> _Set problem_: Copy each line below in which the string "Brazilian" occurs.

[start Rows]

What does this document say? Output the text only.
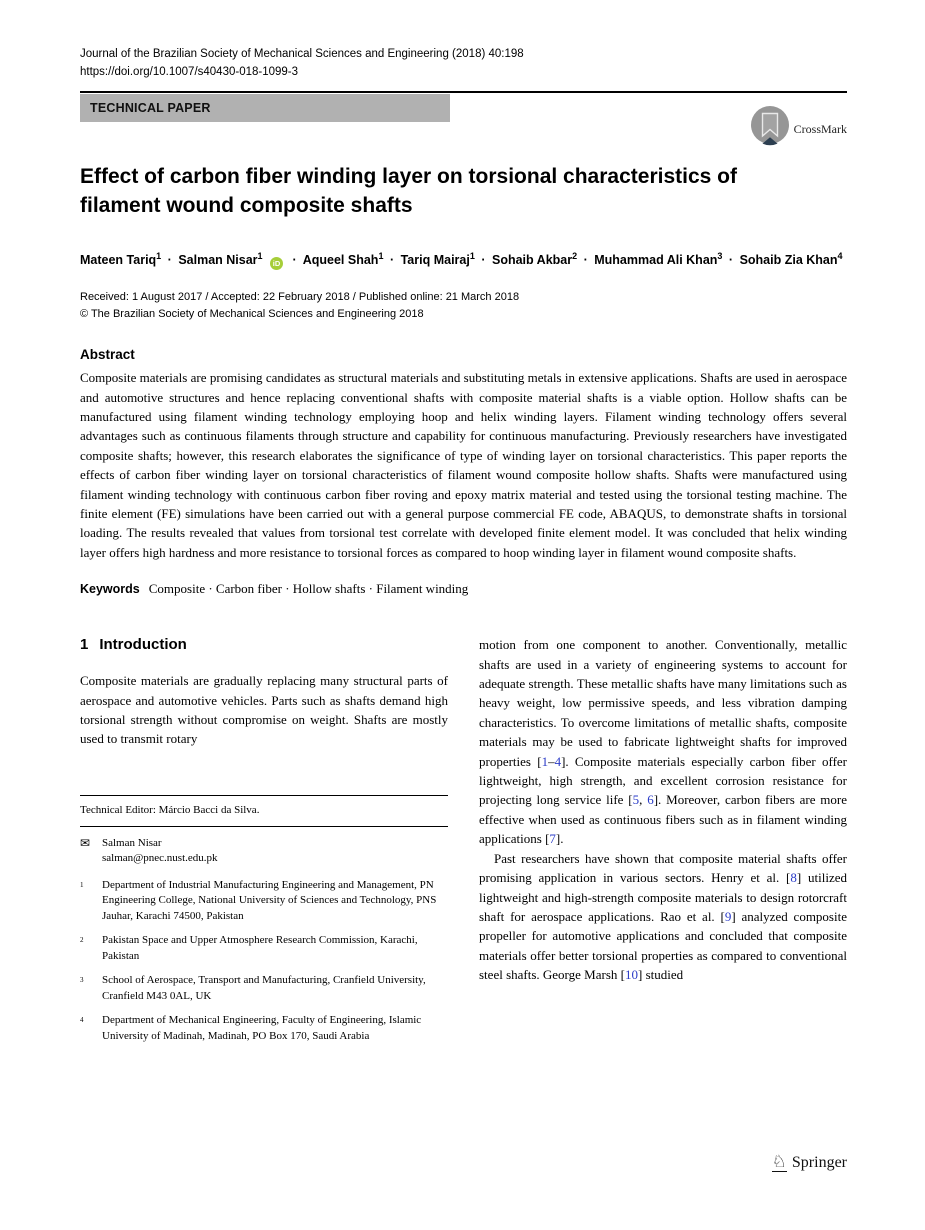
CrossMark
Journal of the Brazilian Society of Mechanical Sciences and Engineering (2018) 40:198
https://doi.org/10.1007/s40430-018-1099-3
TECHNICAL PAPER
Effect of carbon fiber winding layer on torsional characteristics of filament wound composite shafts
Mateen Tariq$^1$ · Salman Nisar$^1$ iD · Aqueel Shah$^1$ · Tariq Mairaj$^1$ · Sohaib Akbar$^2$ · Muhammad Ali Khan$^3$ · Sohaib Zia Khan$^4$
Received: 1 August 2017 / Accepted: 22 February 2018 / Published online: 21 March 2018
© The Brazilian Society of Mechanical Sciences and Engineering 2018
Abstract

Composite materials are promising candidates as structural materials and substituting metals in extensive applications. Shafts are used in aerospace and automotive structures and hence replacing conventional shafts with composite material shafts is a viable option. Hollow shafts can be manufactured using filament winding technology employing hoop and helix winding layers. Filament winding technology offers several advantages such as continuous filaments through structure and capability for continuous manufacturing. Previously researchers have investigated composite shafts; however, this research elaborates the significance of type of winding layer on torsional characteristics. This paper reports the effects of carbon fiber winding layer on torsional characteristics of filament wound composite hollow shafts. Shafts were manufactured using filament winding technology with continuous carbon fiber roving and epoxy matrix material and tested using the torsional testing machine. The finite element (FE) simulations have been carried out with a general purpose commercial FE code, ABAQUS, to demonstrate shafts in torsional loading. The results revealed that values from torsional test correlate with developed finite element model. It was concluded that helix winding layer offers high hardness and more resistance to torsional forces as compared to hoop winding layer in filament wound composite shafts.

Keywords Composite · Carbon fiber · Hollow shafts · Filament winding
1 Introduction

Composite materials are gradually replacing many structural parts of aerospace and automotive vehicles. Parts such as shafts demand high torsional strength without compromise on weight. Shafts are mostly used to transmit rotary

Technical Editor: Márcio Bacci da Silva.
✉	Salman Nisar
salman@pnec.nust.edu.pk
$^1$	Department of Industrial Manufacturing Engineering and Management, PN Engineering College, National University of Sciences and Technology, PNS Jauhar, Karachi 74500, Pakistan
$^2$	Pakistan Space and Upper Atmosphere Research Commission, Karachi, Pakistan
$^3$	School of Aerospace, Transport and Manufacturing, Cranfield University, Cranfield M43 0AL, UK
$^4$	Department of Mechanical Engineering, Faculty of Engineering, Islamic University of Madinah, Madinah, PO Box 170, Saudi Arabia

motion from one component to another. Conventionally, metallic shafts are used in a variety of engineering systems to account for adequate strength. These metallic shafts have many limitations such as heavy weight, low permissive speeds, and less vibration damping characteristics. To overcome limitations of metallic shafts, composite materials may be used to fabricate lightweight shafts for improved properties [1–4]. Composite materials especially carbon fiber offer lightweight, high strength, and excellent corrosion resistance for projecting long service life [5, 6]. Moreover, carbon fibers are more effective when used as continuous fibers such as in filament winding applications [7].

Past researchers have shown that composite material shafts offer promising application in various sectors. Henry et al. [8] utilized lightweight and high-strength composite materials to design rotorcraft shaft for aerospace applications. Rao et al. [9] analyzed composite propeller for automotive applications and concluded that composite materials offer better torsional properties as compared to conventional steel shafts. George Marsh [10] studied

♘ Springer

[end Rows]
[start Rows]

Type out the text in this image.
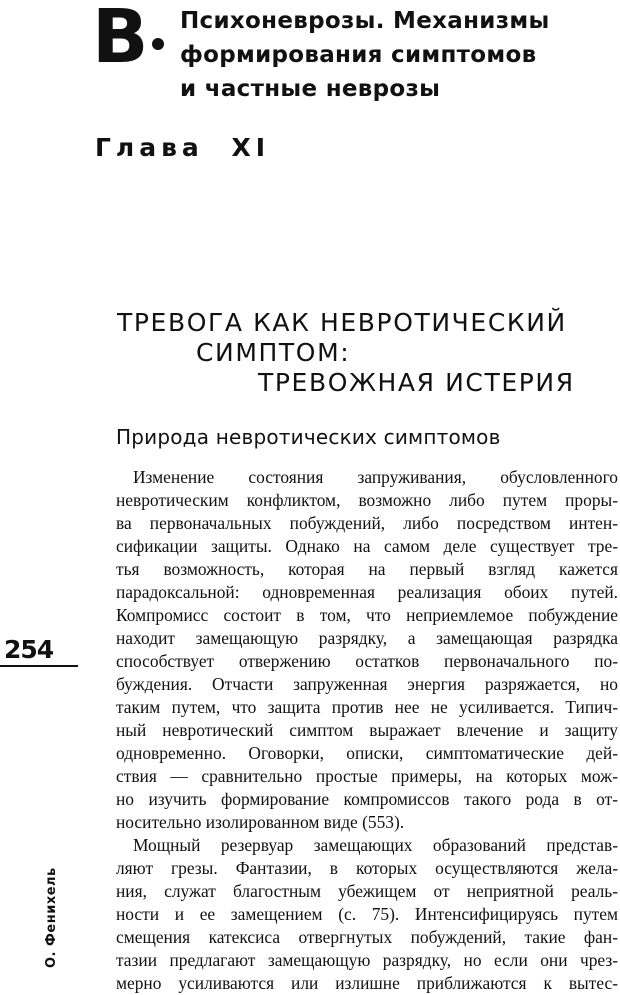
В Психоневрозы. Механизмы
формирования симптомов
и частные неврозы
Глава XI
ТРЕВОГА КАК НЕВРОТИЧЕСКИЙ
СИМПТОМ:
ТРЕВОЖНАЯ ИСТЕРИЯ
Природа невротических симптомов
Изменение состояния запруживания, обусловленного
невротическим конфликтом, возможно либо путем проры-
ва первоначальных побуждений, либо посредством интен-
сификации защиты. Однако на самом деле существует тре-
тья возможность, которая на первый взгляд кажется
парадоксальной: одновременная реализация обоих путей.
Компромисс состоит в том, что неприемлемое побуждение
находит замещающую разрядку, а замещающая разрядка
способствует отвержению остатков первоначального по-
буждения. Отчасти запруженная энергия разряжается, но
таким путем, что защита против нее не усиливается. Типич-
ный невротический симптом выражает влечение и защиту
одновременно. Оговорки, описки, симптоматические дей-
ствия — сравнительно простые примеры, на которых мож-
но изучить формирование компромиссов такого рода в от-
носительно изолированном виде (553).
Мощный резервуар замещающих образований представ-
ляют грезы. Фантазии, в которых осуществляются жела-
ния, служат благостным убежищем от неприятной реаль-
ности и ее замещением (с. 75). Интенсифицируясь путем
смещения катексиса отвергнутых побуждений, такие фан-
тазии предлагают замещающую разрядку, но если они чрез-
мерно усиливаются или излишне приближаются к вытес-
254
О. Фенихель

[end Rows]

> _Response below_:
Journal of the Brazilian Society of Mechanical Sciences and Engineering (2018) 40:198
© The Brazilian Society of Mechanical Sciences and Engineering 2018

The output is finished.